▸ Aim: Using the listing below, copy every line that mentions "conversion".

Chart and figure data
-------------------------

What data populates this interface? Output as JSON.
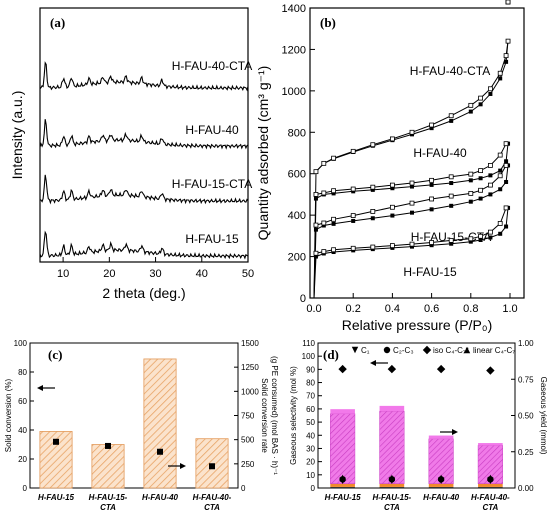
{
  "chart_data": [
    {
      "panel": "(a)",
      "type": "line",
      "xlabel": "2 theta (deg.)",
      "ylabel": "Intensity (a.u.)",
      "xlim": [
        5,
        50
      ],
      "xticks": [
        "10",
        "20",
        "30",
        "40",
        "50"
      ],
      "series": [
        {
          "name": "H-FAU-40-CTA",
          "peaks": [
            6.2,
            10.1,
            11.8,
            15.6,
            18.6,
            20.3,
            23.6,
            27.0,
            31.4
          ]
        },
        {
          "name": "H-FAU-40",
          "peaks": [
            6.2,
            10.1,
            11.8,
            15.6,
            18.6,
            20.3,
            23.6,
            27.0,
            31.4
          ]
        },
        {
          "name": "H-FAU-15-CTA",
          "peaks": [
            6.2,
            10.1,
            11.8,
            15.6,
            18.6,
            20.3,
            23.6,
            27.0,
            31.4
          ]
        },
        {
          "name": "H-FAU-15",
          "peaks": [
            6.2,
            10.1,
            11.8,
            15.6,
            18.6,
            20.3,
            23.6,
            27.0,
            31.4
          ]
        }
      ]
    },
    {
      "panel": "(b)",
      "type": "line",
      "xlabel": "Relative pressure (P/P₀)",
      "ylabel": "Quantity adsorbed (cm³ g⁻¹)",
      "xlim": [
        0,
        1.0
      ],
      "ylim": [
        0,
        1400
      ],
      "xticks": [
        "0.0",
        "0.2",
        "0.4",
        "0.6",
        "0.8",
        "1.0"
      ],
      "yticks": [
        "0",
        "200",
        "400",
        "600",
        "800",
        "1000",
        "1200",
        "1400"
      ],
      "series": [
        {
          "name": "H-FAU-40-CTA",
          "x": [
            0.0,
            0.01,
            0.05,
            0.1,
            0.2,
            0.3,
            0.4,
            0.5,
            0.6,
            0.7,
            0.8,
            0.85,
            0.9,
            0.95,
            0.98,
            0.99
          ],
          "adsorption": [
            0,
            610,
            650,
            672,
            705,
            735,
            762,
            790,
            820,
            855,
            900,
            935,
            985,
            1060,
            1140,
            1240
          ],
          "desorption": [
            610,
            650,
            675,
            708,
            740,
            768,
            800,
            835,
            880,
            930,
            965,
            1010,
            1085,
            1170,
            1240
          ]
        },
        {
          "name": "H-FAU-40",
          "x": [
            0.0,
            0.01,
            0.05,
            0.1,
            0.2,
            0.3,
            0.4,
            0.5,
            0.6,
            0.7,
            0.8,
            0.85,
            0.9,
            0.95,
            0.98,
            0.99
          ],
          "adsorption": [
            0,
            480,
            500,
            505,
            515,
            522,
            530,
            538,
            546,
            555,
            568,
            578,
            592,
            615,
            660,
            745
          ],
          "desorption": [
            500,
            507,
            518,
            526,
            535,
            545,
            555,
            568,
            585,
            598,
            615,
            640,
            690,
            745
          ]
        },
        {
          "name": "H-FAU-15-CTA",
          "x": [
            0.0,
            0.01,
            0.05,
            0.1,
            0.2,
            0.3,
            0.4,
            0.5,
            0.6,
            0.7,
            0.8,
            0.85,
            0.9,
            0.95,
            0.98,
            0.99
          ],
          "adsorption": [
            0,
            330,
            350,
            358,
            372,
            385,
            398,
            412,
            428,
            445,
            465,
            480,
            500,
            525,
            560,
            640
          ],
          "desorption": [
            352,
            362,
            380,
            398,
            418,
            438,
            458,
            478,
            492,
            505,
            520,
            545,
            590,
            640
          ]
        },
        {
          "name": "H-FAU-15",
          "x": [
            0.0,
            0.01,
            0.05,
            0.1,
            0.2,
            0.3,
            0.4,
            0.5,
            0.6,
            0.7,
            0.8,
            0.85,
            0.9,
            0.95,
            0.98,
            0.99
          ],
          "adsorption": [
            0,
            200,
            215,
            222,
            230,
            236,
            242,
            248,
            255,
            262,
            272,
            280,
            292,
            310,
            345,
            435
          ],
          "desorption": [
            216,
            224,
            233,
            240,
            246,
            253,
            260,
            268,
            278,
            286,
            298,
            318,
            360,
            435
          ]
        }
      ]
    },
    {
      "panel": "(c)",
      "type": "bar",
      "categories": [
        "H-FAU-15",
        "H-FAU-15-\nCTA",
        "H-FAU-40",
        "H-FAU-40-\nCTA"
      ],
      "series": [
        {
          "values": [
            39,
            30,
            89,
            34
          ]
        },
        {
          "values": [
            478,
            435,
            375,
            225
          ]
        }
      ],
      "ylabel": "Solid conversion (%)",
      "ylim": [
        0,
        100
      ],
      "yticks": [
        "0",
        "20",
        "40",
        "60",
        "80",
        "100"
      ],
      "y2label": "Solid conversion rate\n(g PE consumed) (mol BAS · h)⁻¹",
      "y2lim": [
        0,
        1500
      ],
      "y2ticks": [
        "0",
        "250",
        "500",
        "750",
        "1000",
        "1250",
        "1500"
      ]
    },
    {
      "panel": "(d)",
      "type": "bar",
      "categories": [
        "H-FAU-15",
        "H-FAU-15-\nCTA",
        "H-FAU-40",
        "H-FAU-40-\nCTA"
      ],
      "legend": [
        "C₁",
        "C₂-C₃",
        "iso C₄-C₇*",
        "linear C₄-C₇"
      ],
      "series": [
        {
          "name": "C₁",
          "values": [
            0.8,
            0.8,
            0.8,
            0.8
          ]
        },
        {
          "name": "C₂-C₃",
          "values": [
            2.5,
            2.5,
            2.5,
            2.5
          ]
        },
        {
          "name": "iso C₄-C₇*",
          "values": [
            53,
            55,
            34,
            29
          ]
        },
        {
          "name": "linear C₄-C₇",
          "values": [
            3.5,
            4.0,
            2.5,
            1.8
          ]
        }
      ],
      "markers": [
        {
          "name": "C₁",
          "values": [
            0.05,
            0.05,
            0.05,
            0.05
          ]
        },
        {
          "name": "C₂-C₃",
          "values": [
            0.06,
            0.06,
            0.06,
            0.06
          ]
        },
        {
          "name": "iso C₄-C₇*",
          "values": [
            0.82,
            0.82,
            0.82,
            0.81
          ]
        },
        {
          "name": "linear C₄-C₇",
          "values": [
            0.07,
            0.07,
            0.07,
            0.07
          ]
        }
      ],
      "ylabel": "Gaseous selectivity (mol %)",
      "ylim": [
        0,
        110
      ],
      "yticks": [
        "0",
        "10",
        "20",
        "30",
        "40",
        "50",
        "60",
        "70",
        "80",
        "90",
        "100",
        "110"
      ],
      "y2label": "Gaseous yield (mmol)",
      "y2lim": [
        0,
        1.0
      ],
      "y2ticks": [
        "0.00",
        "0.25",
        "0.50",
        "0.75",
        "1.00"
      ]
    }
  ]
}
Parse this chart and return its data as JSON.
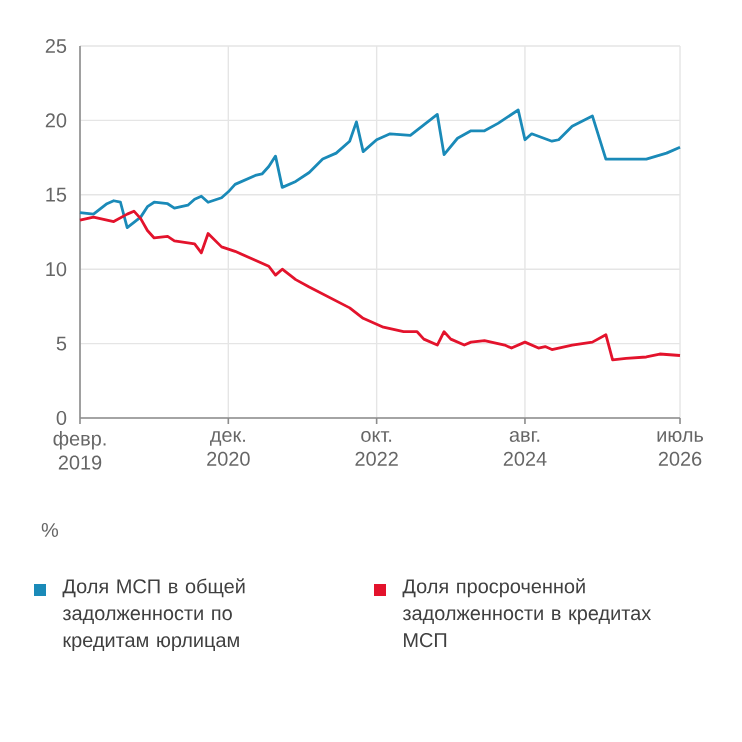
{
  "chart_data": {
    "type": "line",
    "ylabel": "%",
    "xlim": [
      "2019-02",
      "2026-07"
    ],
    "xticks": [
      {
        "value": "2019-02",
        "label": "февр. 2019"
      },
      {
        "value": "2020-12",
        "label": "дек. 2020"
      },
      {
        "value": "2022-10",
        "label": "окт. 2022"
      },
      {
        "value": "2024-08",
        "label": "авг. 2024"
      },
      {
        "value": "2026-07",
        "label": "июль 2026"
      }
    ],
    "ylim": [
      0,
      25
    ],
    "yticks": [
      0,
      5,
      10,
      15,
      20,
      25
    ],
    "grid": true,
    "legend": "bottom",
    "series": [
      {
        "name": "Доля МСП в общей задолженности по кредитам юрлицам",
        "color": "#1a8ab8",
        "x": [
          "2019-02",
          "2019-04",
          "2019-06",
          "2019-07",
          "2019-08",
          "2019-09",
          "2019-11",
          "2019-12",
          "2020-01",
          "2020-03",
          "2020-04",
          "2020-06",
          "2020-07",
          "2020-08",
          "2020-09",
          "2020-11",
          "2020-12",
          "2021-01",
          "2021-02",
          "2021-04",
          "2021-05",
          "2021-06",
          "2021-07",
          "2021-08",
          "2021-10",
          "2021-12",
          "2022-02",
          "2022-04",
          "2022-06",
          "2022-07",
          "2022-08",
          "2022-10",
          "2022-12",
          "2023-03",
          "2023-05",
          "2023-07",
          "2023-08",
          "2023-10",
          "2023-12",
          "2024-02",
          "2024-04",
          "2024-07",
          "2024-08",
          "2024-09",
          "2024-12",
          "2025-01",
          "2025-03",
          "2025-06",
          "2025-08",
          "2025-10",
          "2026-02",
          "2026-05",
          "2026-07"
        ],
        "values": [
          13.8,
          13.7,
          14.4,
          14.6,
          14.5,
          12.8,
          13.5,
          14.2,
          14.5,
          14.4,
          14.1,
          14.3,
          14.7,
          14.9,
          14.5,
          14.8,
          15.2,
          15.7,
          15.9,
          16.3,
          16.4,
          16.9,
          17.6,
          15.5,
          15.9,
          16.5,
          17.4,
          17.8,
          18.6,
          19.9,
          17.9,
          18.7,
          19.1,
          19.0,
          19.7,
          20.4,
          17.7,
          18.8,
          19.3,
          19.3,
          19.8,
          20.7,
          18.7,
          19.1,
          18.6,
          18.7,
          19.6,
          20.3,
          17.4,
          17.4,
          17.4,
          17.8,
          18.2
        ]
      },
      {
        "name": "Доля просроченной задолженности в кредитах МСП",
        "color": "#e3132c",
        "x": [
          "2019-02",
          "2019-04",
          "2019-06",
          "2019-07",
          "2019-09",
          "2019-10",
          "2019-11",
          "2019-12",
          "2020-01",
          "2020-03",
          "2020-04",
          "2020-07",
          "2020-08",
          "2020-09",
          "2020-11",
          "2021-01",
          "2021-04",
          "2021-06",
          "2021-07",
          "2021-08",
          "2021-10",
          "2021-12",
          "2022-03",
          "2022-06",
          "2022-08",
          "2022-11",
          "2023-02",
          "2023-04",
          "2023-05",
          "2023-07",
          "2023-08",
          "2023-09",
          "2023-11",
          "2023-12",
          "2024-02",
          "2024-05",
          "2024-06",
          "2024-08",
          "2024-10",
          "2024-11",
          "2024-12",
          "2025-03",
          "2025-06",
          "2025-08",
          "2025-09",
          "2025-11",
          "2026-02",
          "2026-04",
          "2026-07"
        ],
        "values": [
          13.3,
          13.5,
          13.3,
          13.2,
          13.7,
          13.9,
          13.4,
          12.6,
          12.1,
          12.2,
          11.9,
          11.7,
          11.1,
          12.4,
          11.5,
          11.2,
          10.6,
          10.2,
          9.6,
          10.0,
          9.3,
          8.8,
          8.1,
          7.4,
          6.7,
          6.1,
          5.8,
          5.8,
          5.3,
          4.9,
          5.8,
          5.3,
          4.9,
          5.1,
          5.2,
          4.9,
          4.7,
          5.1,
          4.7,
          4.8,
          4.6,
          4.9,
          5.1,
          5.6,
          3.9,
          4.0,
          4.1,
          4.3,
          4.2
        ]
      }
    ]
  }
}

-------------------------

▸ Exercise response:
      "ylabel": "Solid conversion (%)",
      "y2label": "Solid conversion rate\n(g PE consumed) (mol BAS · h)⁻¹",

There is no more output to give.